Your answer should be a single number: the count of lines that hold the word "screenshot".

-- begin EXCERPTED DATA --

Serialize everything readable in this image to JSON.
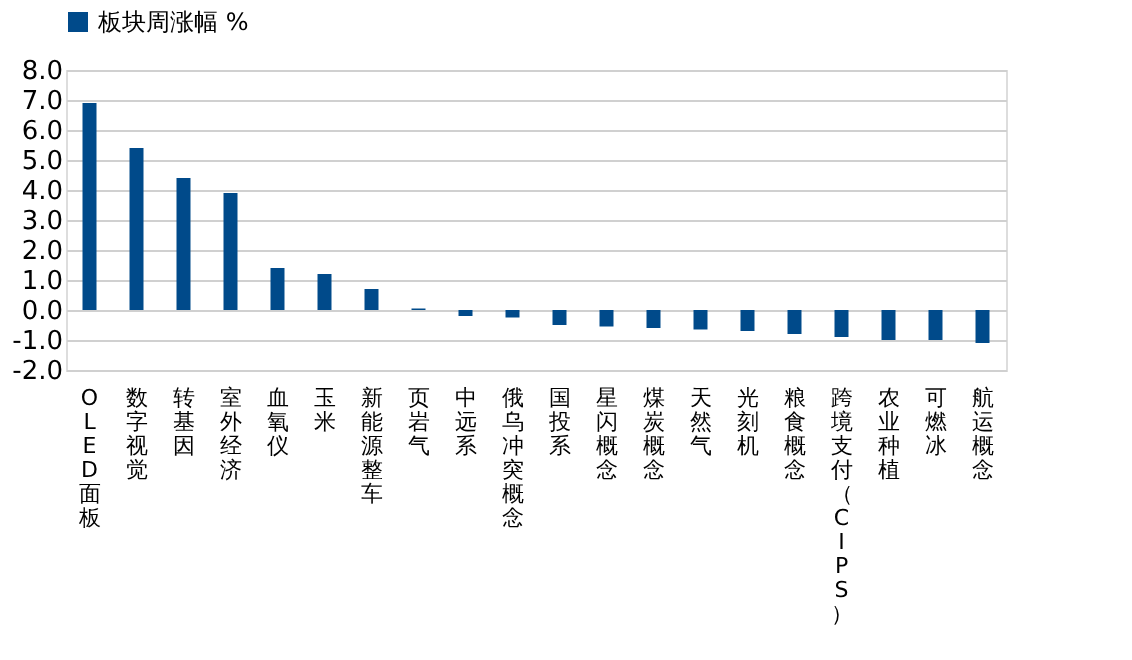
{
  "chart_data": {
    "type": "bar",
    "categories": [
      "OLED面板",
      "数字视觉",
      "转基因",
      "室外经济",
      "血氧仪",
      "玉米",
      "新能源整车",
      "页岩气",
      "中远系",
      "俄乌冲突概念",
      "国投系",
      "星闪概念",
      "煤炭概念",
      "天然气",
      "光刻机",
      "粮食概念",
      "跨境支付（CIPS）",
      "农业种植",
      "可燃冰",
      "航运概念"
    ],
    "series": [
      {
        "name": "板块周涨幅 %",
        "color": "#004a8a",
        "values": [
          6.9,
          5.4,
          4.4,
          3.9,
          1.4,
          1.2,
          0.7,
          0.05,
          -0.2,
          -0.25,
          -0.5,
          -0.55,
          -0.6,
          -0.65,
          -0.7,
          -0.8,
          -0.9,
          -1.0,
          -1.0,
          -1.1
        ]
      }
    ],
    "ylim": [
      -2.0,
      8.0
    ],
    "yticks": [
      {
        "value": -2,
        "label": "-2.0"
      },
      {
        "value": -1,
        "label": "-1.0"
      },
      {
        "value": 0,
        "label": "0.0"
      },
      {
        "value": 1,
        "label": "1.0"
      },
      {
        "value": 2,
        "label": "2.0"
      },
      {
        "value": 3,
        "label": "3.0"
      },
      {
        "value": 4,
        "label": "4.0"
      },
      {
        "value": 5,
        "label": "5.0"
      },
      {
        "value": 6,
        "label": "6.0"
      },
      {
        "value": 7,
        "label": "7.0"
      },
      {
        "value": 8,
        "label": "8.0"
      }
    ],
    "grid": "y",
    "legend": "top"
  }
}
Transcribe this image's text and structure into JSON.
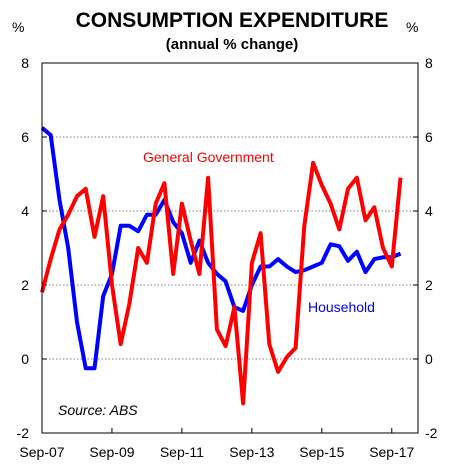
{
  "chart_data": {
    "type": "line",
    "title": "CONSUMPTION EXPENDITURE",
    "subtitle": "(annual % change)",
    "unit_left": "%",
    "unit_right": "%",
    "source": "Source: ABS",
    "ylim": [
      -2,
      8
    ],
    "yticks": [
      "8",
      "6",
      "4",
      "2",
      "0",
      "-2"
    ],
    "ytick_values": [
      8,
      6,
      4,
      2,
      0,
      -2
    ],
    "grid": "horizontal dotted",
    "xlim": [
      "2007-09",
      "2018-06"
    ],
    "xticks": [
      {
        "label": "Sep-07",
        "date": "2007-09"
      },
      {
        "label": "Sep-09",
        "date": "2009-09"
      },
      {
        "label": "Sep-11",
        "date": "2011-09"
      },
      {
        "label": "Sep-13",
        "date": "2013-09"
      },
      {
        "label": "Sep-15",
        "date": "2015-09"
      },
      {
        "label": "Sep-17",
        "date": "2017-09"
      }
    ],
    "series": [
      {
        "name": "Household",
        "color": "#0000ff",
        "points": [
          [
            "2007-09",
            6.25
          ],
          [
            "2007-12",
            6.05
          ],
          [
            "2008-03",
            4.3
          ],
          [
            "2008-06",
            3.0
          ],
          [
            "2008-09",
            1.0
          ],
          [
            "2008-12",
            -0.25
          ],
          [
            "2009-03",
            -0.25
          ],
          [
            "2009-06",
            1.7
          ],
          [
            "2009-09",
            2.3
          ],
          [
            "2009-12",
            3.6
          ],
          [
            "2010-03",
            3.6
          ],
          [
            "2010-06",
            3.45
          ],
          [
            "2010-09",
            3.9
          ],
          [
            "2010-12",
            3.9
          ],
          [
            "2011-03",
            4.3
          ],
          [
            "2011-06",
            3.7
          ],
          [
            "2011-09",
            3.4
          ],
          [
            "2011-12",
            2.6
          ],
          [
            "2012-03",
            3.2
          ],
          [
            "2012-06",
            2.6
          ],
          [
            "2012-09",
            2.3
          ],
          [
            "2012-12",
            2.1
          ],
          [
            "2013-03",
            1.4
          ],
          [
            "2013-06",
            1.3
          ],
          [
            "2013-09",
            2.0
          ],
          [
            "2013-12",
            2.5
          ],
          [
            "2014-03",
            2.5
          ],
          [
            "2014-06",
            2.7
          ],
          [
            "2014-09",
            2.5
          ],
          [
            "2014-12",
            2.35
          ],
          [
            "2015-03",
            2.4
          ],
          [
            "2015-06",
            2.5
          ],
          [
            "2015-09",
            2.6
          ],
          [
            "2015-12",
            3.1
          ],
          [
            "2016-03",
            3.05
          ],
          [
            "2016-06",
            2.65
          ],
          [
            "2016-09",
            2.9
          ],
          [
            "2016-12",
            2.35
          ],
          [
            "2017-03",
            2.7
          ],
          [
            "2017-06",
            2.75
          ],
          [
            "2017-09",
            2.75
          ],
          [
            "2017-12",
            2.85
          ]
        ]
      },
      {
        "name": "General Government",
        "color": "#ff0000",
        "points": [
          [
            "2007-09",
            1.8
          ],
          [
            "2007-12",
            2.7
          ],
          [
            "2008-03",
            3.5
          ],
          [
            "2008-06",
            3.9
          ],
          [
            "2008-09",
            4.4
          ],
          [
            "2008-12",
            4.6
          ],
          [
            "2009-03",
            3.3
          ],
          [
            "2009-06",
            4.4
          ],
          [
            "2009-09",
            2.0
          ],
          [
            "2009-12",
            0.4
          ],
          [
            "2010-03",
            1.5
          ],
          [
            "2010-06",
            3.0
          ],
          [
            "2010-09",
            2.6
          ],
          [
            "2010-12",
            4.2
          ],
          [
            "2011-03",
            4.75
          ],
          [
            "2011-06",
            2.3
          ],
          [
            "2011-09",
            4.2
          ],
          [
            "2011-12",
            3.2
          ],
          [
            "2012-03",
            2.3
          ],
          [
            "2012-06",
            4.9
          ],
          [
            "2012-09",
            0.8
          ],
          [
            "2012-12",
            0.35
          ],
          [
            "2013-03",
            1.4
          ],
          [
            "2013-06",
            -1.2
          ],
          [
            "2013-09",
            2.6
          ],
          [
            "2013-12",
            3.4
          ],
          [
            "2014-03",
            0.4
          ],
          [
            "2014-06",
            -0.35
          ],
          [
            "2014-09",
            0.05
          ],
          [
            "2014-12",
            0.3
          ],
          [
            "2015-03",
            3.6
          ],
          [
            "2015-06",
            5.3
          ],
          [
            "2015-09",
            4.7
          ],
          [
            "2015-12",
            4.2
          ],
          [
            "2016-03",
            3.5
          ],
          [
            "2016-06",
            4.6
          ],
          [
            "2016-09",
            4.9
          ],
          [
            "2016-12",
            3.75
          ],
          [
            "2017-03",
            4.1
          ],
          [
            "2017-06",
            3.0
          ],
          [
            "2017-09",
            2.5
          ],
          [
            "2017-12",
            4.9
          ]
        ]
      }
    ]
  }
}
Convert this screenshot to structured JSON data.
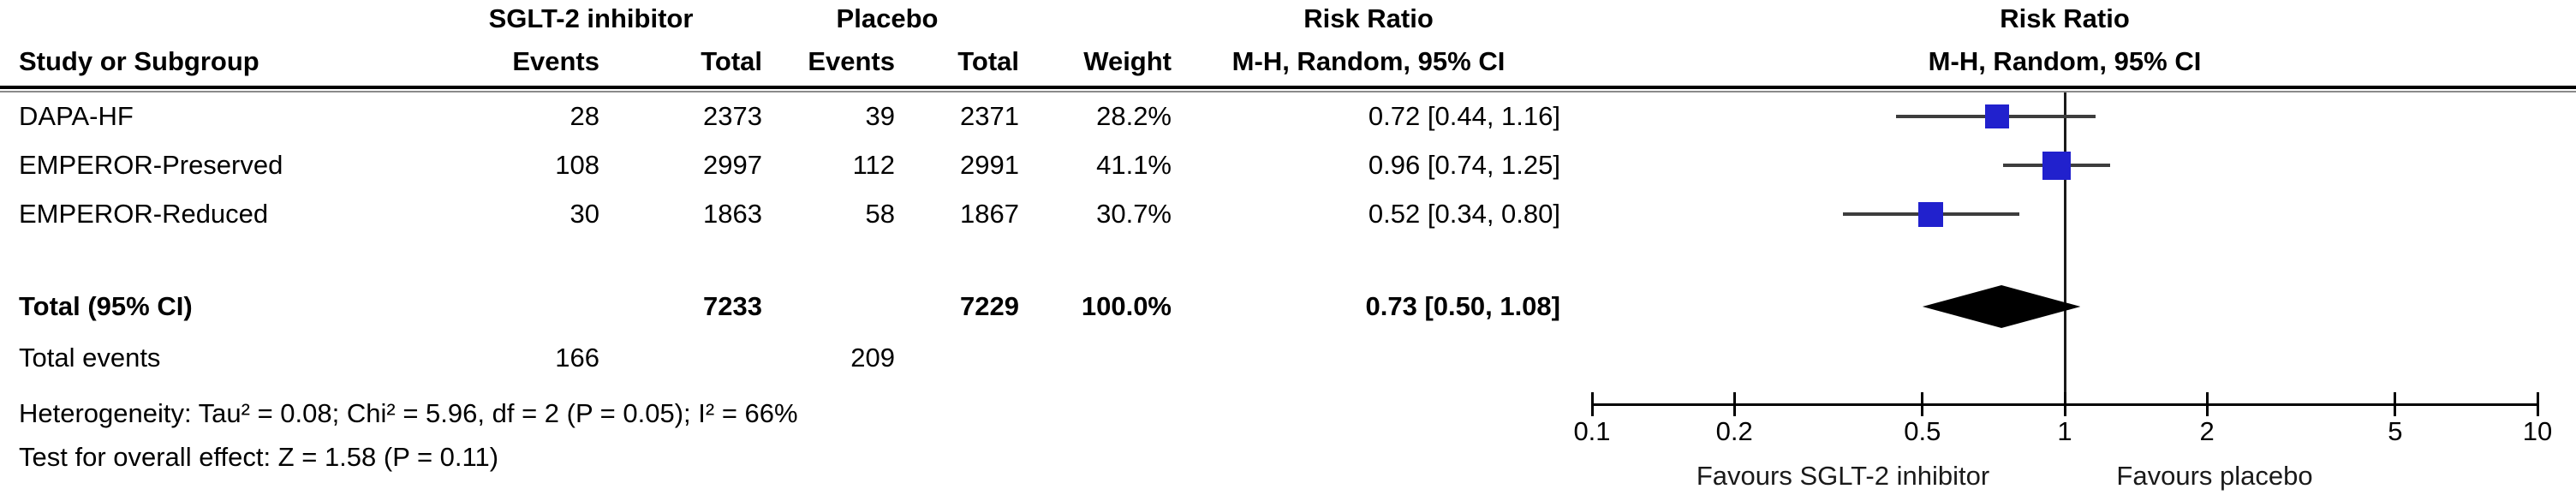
{
  "header": {
    "study_col": "Study or Subgroup",
    "group1": "SGLT-2 inhibitor",
    "group2": "Placebo",
    "events": "Events",
    "total": "Total",
    "weight": "Weight",
    "risk_ratio": "Risk Ratio",
    "method_ci": "M-H, Random, 95% CI"
  },
  "studies": [
    {
      "name": "DAPA-HF",
      "exp_events": "28",
      "exp_total": "2373",
      "ctl_events": "39",
      "ctl_total": "2371",
      "weight": "28.2%",
      "rr_ci": "0.72 [0.44, 1.16]"
    },
    {
      "name": "EMPEROR-Preserved",
      "exp_events": "108",
      "exp_total": "2997",
      "ctl_events": "112",
      "ctl_total": "2991",
      "weight": "41.1%",
      "rr_ci": "0.96 [0.74, 1.25]"
    },
    {
      "name": "EMPEROR-Reduced",
      "exp_events": "30",
      "exp_total": "1863",
      "ctl_events": "58",
      "ctl_total": "1867",
      "weight": "30.7%",
      "rr_ci": "0.52 [0.34, 0.80]"
    }
  ],
  "total_row": {
    "label": "Total (95% CI)",
    "exp_total": "7233",
    "ctl_total": "7229",
    "weight": "100.0%",
    "rr_ci": "0.73 [0.50, 1.08]"
  },
  "total_events_row": {
    "label": "Total events",
    "exp_events": "166",
    "ctl_events": "209"
  },
  "stats": {
    "heterogeneity": "Heterogeneity: Tau² = 0.08; Chi² = 5.96, df = 2 (P = 0.05); I² = 66%",
    "overall_effect": "Test for overall effect: Z = 1.58 (P = 0.11)"
  },
  "chart_data": {
    "type": "scatter",
    "subtype": "forest-plot",
    "title": "Risk Ratio",
    "method": "M-H, Random, 95% CI",
    "x_scale": "log",
    "x_range": [
      0.1,
      10
    ],
    "x_ticks": [
      0.1,
      0.2,
      0.5,
      1,
      2,
      5,
      10
    ],
    "null_line": 1,
    "series": [
      {
        "name": "DAPA-HF",
        "rr": 0.72,
        "ci_low": 0.44,
        "ci_high": 1.16,
        "weight_pct": 28.2
      },
      {
        "name": "EMPEROR-Preserved",
        "rr": 0.96,
        "ci_low": 0.74,
        "ci_high": 1.25,
        "weight_pct": 41.1
      },
      {
        "name": "EMPEROR-Reduced",
        "rr": 0.52,
        "ci_low": 0.34,
        "ci_high": 0.8,
        "weight_pct": 30.7
      }
    ],
    "total": {
      "rr": 0.73,
      "ci_low": 0.5,
      "ci_high": 1.08
    },
    "favours_left": "Favours SGLT-2 inhibitor",
    "favours_right": "Favours placebo",
    "marker_color": "#2121cd",
    "ci_line_color": "#3d3d3d",
    "diamond_color": "#000000",
    "legend_position": "bottom",
    "grid": false
  }
}
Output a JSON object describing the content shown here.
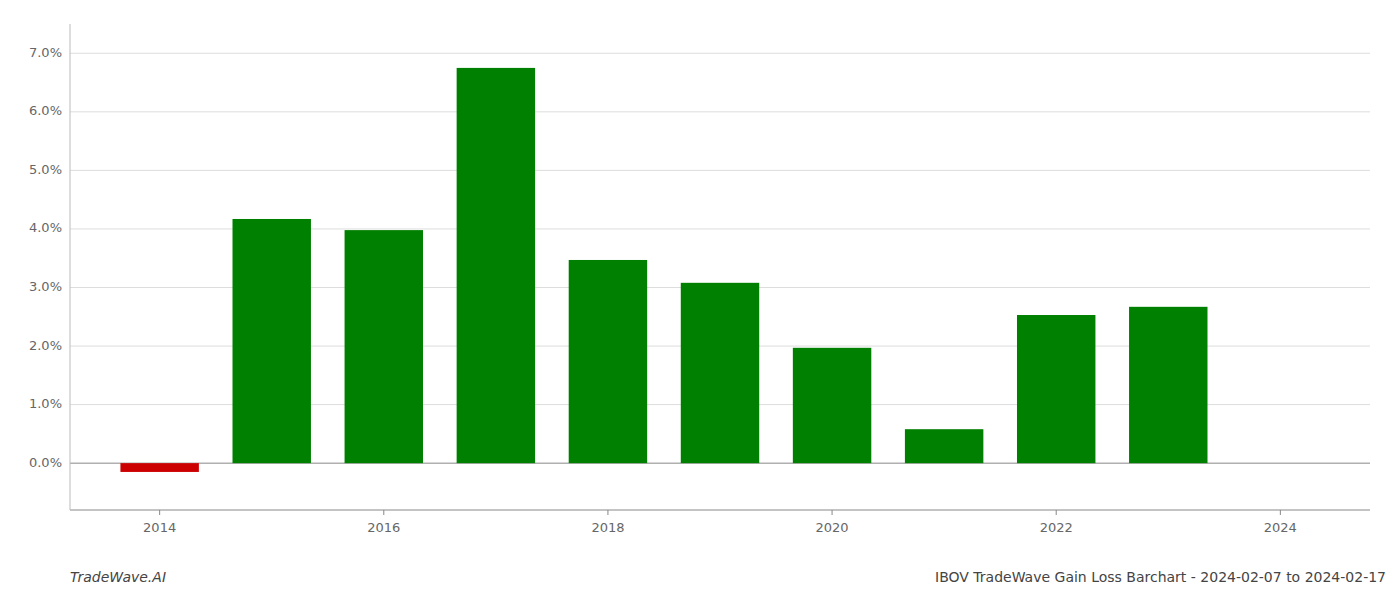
{
  "chart_data": {
    "type": "bar",
    "title": "IBOV TradeWave Gain Loss Barchart - 2024-02-07 to 2024-02-17",
    "annotations": [
      "TradeWave.AI"
    ],
    "x": [
      2014,
      2015,
      2016,
      2017,
      2018,
      2019,
      2020,
      2021,
      2022,
      2023
    ],
    "values": [
      -0.0015,
      0.0417,
      0.0398,
      0.0675,
      0.0347,
      0.0308,
      0.0197,
      0.0058,
      0.0253,
      0.0267
    ],
    "colors": [
      "#cc0000",
      "#008000",
      "#008000",
      "#008000",
      "#008000",
      "#008000",
      "#008000",
      "#008000",
      "#008000",
      "#008000"
    ],
    "xlim": [
      2013.2,
      2024.8
    ],
    "xticks": [
      2014,
      2016,
      2018,
      2020,
      2022,
      2024
    ],
    "ylim": [
      -0.008,
      0.075
    ],
    "yticks": [
      {
        "value": 0.0,
        "label": "0.0%"
      },
      {
        "value": 0.01,
        "label": "1.0%"
      },
      {
        "value": 0.02,
        "label": "2.0%"
      },
      {
        "value": 0.03,
        "label": "3.0%"
      },
      {
        "value": 0.04,
        "label": "4.0%"
      },
      {
        "value": 0.05,
        "label": "5.0%"
      },
      {
        "value": 0.06,
        "label": "6.0%"
      },
      {
        "value": 0.07,
        "label": "7.0%"
      }
    ],
    "grid": true
  }
}
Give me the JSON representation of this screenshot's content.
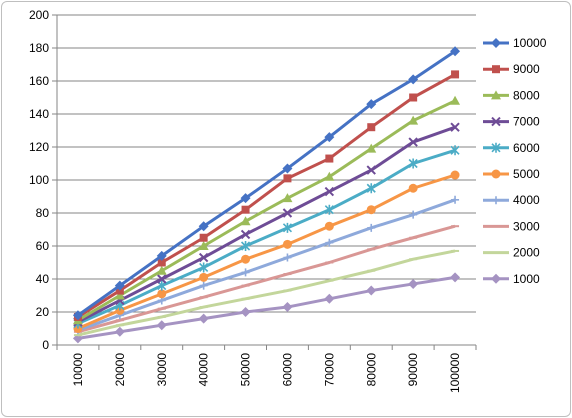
{
  "chart_data": {
    "type": "line",
    "title": "",
    "xlabel": "",
    "ylabel": "",
    "x": [
      10000,
      20000,
      30000,
      40000,
      50000,
      60000,
      70000,
      80000,
      90000,
      100000
    ],
    "x_tick_labels": [
      "10000",
      "20000",
      "30000",
      "40000",
      "50000",
      "60000",
      "70000",
      "80000",
      "90000",
      "100000"
    ],
    "ylim": [
      0,
      200
    ],
    "y_ticks": [
      0,
      20,
      40,
      60,
      80,
      100,
      120,
      140,
      160,
      180,
      200
    ],
    "y_tick_labels": [
      "0",
      "20",
      "40",
      "60",
      "80",
      "100",
      "120",
      "140",
      "160",
      "180",
      "200"
    ],
    "grid": {
      "horizontal": true,
      "vertical": false
    },
    "legend_position": "right",
    "series": [
      {
        "name": "10000",
        "color": "#4572C4",
        "marker": "diamond",
        "values": [
          18,
          36,
          54,
          72,
          89,
          107,
          126,
          146,
          161,
          178
        ]
      },
      {
        "name": "9000",
        "color": "#C0504D",
        "marker": "square",
        "values": [
          17,
          33,
          50,
          65,
          82,
          101,
          113,
          132,
          150,
          164
        ]
      },
      {
        "name": "8000",
        "color": "#9BBB59",
        "marker": "triangle",
        "values": [
          15,
          30,
          45,
          60,
          75,
          89,
          102,
          119,
          136,
          148
        ]
      },
      {
        "name": "7000",
        "color": "#6E4C96",
        "marker": "x",
        "values": [
          14,
          27,
          40,
          53,
          67,
          80,
          93,
          106,
          123,
          132
        ]
      },
      {
        "name": "6000",
        "color": "#4BACC6",
        "marker": "star",
        "values": [
          13,
          24,
          36,
          47,
          60,
          71,
          82,
          95,
          110,
          118
        ]
      },
      {
        "name": "5000",
        "color": "#F79646",
        "marker": "circle",
        "values": [
          10,
          21,
          31,
          41,
          52,
          61,
          72,
          82,
          95,
          103
        ]
      },
      {
        "name": "4000",
        "color": "#8EA9DB",
        "marker": "plus",
        "values": [
          9,
          18,
          27,
          36,
          44,
          53,
          62,
          71,
          79,
          88
        ]
      },
      {
        "name": "3000",
        "color": "#D99795",
        "marker": "dash",
        "values": [
          8,
          15,
          22,
          29,
          36,
          43,
          50,
          58,
          65,
          72
        ]
      },
      {
        "name": "2000",
        "color": "#C3D69B",
        "marker": "dash",
        "values": [
          6,
          12,
          17,
          23,
          28,
          33,
          39,
          45,
          52,
          57
        ]
      },
      {
        "name": "1000",
        "color": "#A593C2",
        "marker": "diamond",
        "values": [
          4,
          8,
          12,
          16,
          20,
          23,
          28,
          33,
          37,
          41
        ]
      }
    ]
  }
}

-- end EXCERPTED DATA --

THE RESPONSE.
2